Figure dataset records
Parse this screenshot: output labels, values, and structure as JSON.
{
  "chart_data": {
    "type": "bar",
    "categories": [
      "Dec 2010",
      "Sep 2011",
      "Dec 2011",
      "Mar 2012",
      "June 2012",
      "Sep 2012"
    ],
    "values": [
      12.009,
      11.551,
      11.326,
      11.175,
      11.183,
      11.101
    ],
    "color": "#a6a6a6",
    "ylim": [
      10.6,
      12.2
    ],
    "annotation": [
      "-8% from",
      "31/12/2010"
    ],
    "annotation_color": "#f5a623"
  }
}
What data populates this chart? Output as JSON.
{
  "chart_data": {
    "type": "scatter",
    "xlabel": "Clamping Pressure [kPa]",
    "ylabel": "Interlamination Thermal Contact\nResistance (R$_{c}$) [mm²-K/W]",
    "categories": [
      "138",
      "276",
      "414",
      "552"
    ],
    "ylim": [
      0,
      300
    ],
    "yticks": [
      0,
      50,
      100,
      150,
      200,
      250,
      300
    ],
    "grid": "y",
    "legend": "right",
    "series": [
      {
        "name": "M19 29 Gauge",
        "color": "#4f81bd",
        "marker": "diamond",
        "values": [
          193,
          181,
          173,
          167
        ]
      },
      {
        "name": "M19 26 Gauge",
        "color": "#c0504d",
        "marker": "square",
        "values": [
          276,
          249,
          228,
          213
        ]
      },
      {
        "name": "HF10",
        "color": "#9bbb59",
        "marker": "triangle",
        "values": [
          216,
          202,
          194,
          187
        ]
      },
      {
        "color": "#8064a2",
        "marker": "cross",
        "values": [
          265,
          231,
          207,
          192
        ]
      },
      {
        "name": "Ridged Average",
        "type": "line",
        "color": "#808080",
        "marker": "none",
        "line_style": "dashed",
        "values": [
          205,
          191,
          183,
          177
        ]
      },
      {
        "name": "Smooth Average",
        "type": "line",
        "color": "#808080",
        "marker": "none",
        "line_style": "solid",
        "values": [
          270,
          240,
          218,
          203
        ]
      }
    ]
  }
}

● What to work on: Set down, word for word, every line from the line that holds "What data populates" to the end of the entries above, including both ends.

● Result for this exercise:
What data populates this chart? Output as JSON.
{
  "chart_data": {
    "type": "scatter",
    "xlabel": "Clamping Pressure [kPa]",
    "ylabel": "Interlamination Thermal Contact\nResistance (R$_{c}$) [mm²-K/W]",
    "categories": [
      "138",
      "276",
      "414",
      "552"
    ],
    "ylim": [
      0,
      300
    ],
    "yticks": [
      0,
      50,
      100,
      150,
      200,
      250,
      300
    ],
    "grid": "y",
    "legend": "right",
    "series": [
      {
        "name": "M19 29 Gauge",
        "color": "#4f81bd",
        "marker": "diamond",
        "values": [
          193,
          181,
          173,
          167
        ]
      },
      {
        "name": "M19 26 Gauge",
        "color": "#c0504d",
        "marker": "square",
        "values": [
          276,
          249,
          228,
          213
        ]
      },
      {
        "name": "HF10",
        "color": "#9bbb59",
        "marker": "triangle",
        "values": [
          216,
          202,
          194,
          187
        ]
      },
      {
        "color": "#8064a2",
        "marker": "cross",
        "values": [
          265,
          231,
          207,
          192
        ]
      },
      {
        "name": "Ridged Average",
        "type": "line",
        "color": "#808080",
        "marker": "none",
        "line_style": "dashed",
        "values": [
          205,
          191,
          183,
          177
        ]
      },
      {
        "name": "Smooth Average",
        "type": "line",
        "color": "#808080",
        "marker": "none",
        "line_style": "solid",
        "values": [
          270,
          240,
          218,
          203
        ]
      }
    ]
  }
}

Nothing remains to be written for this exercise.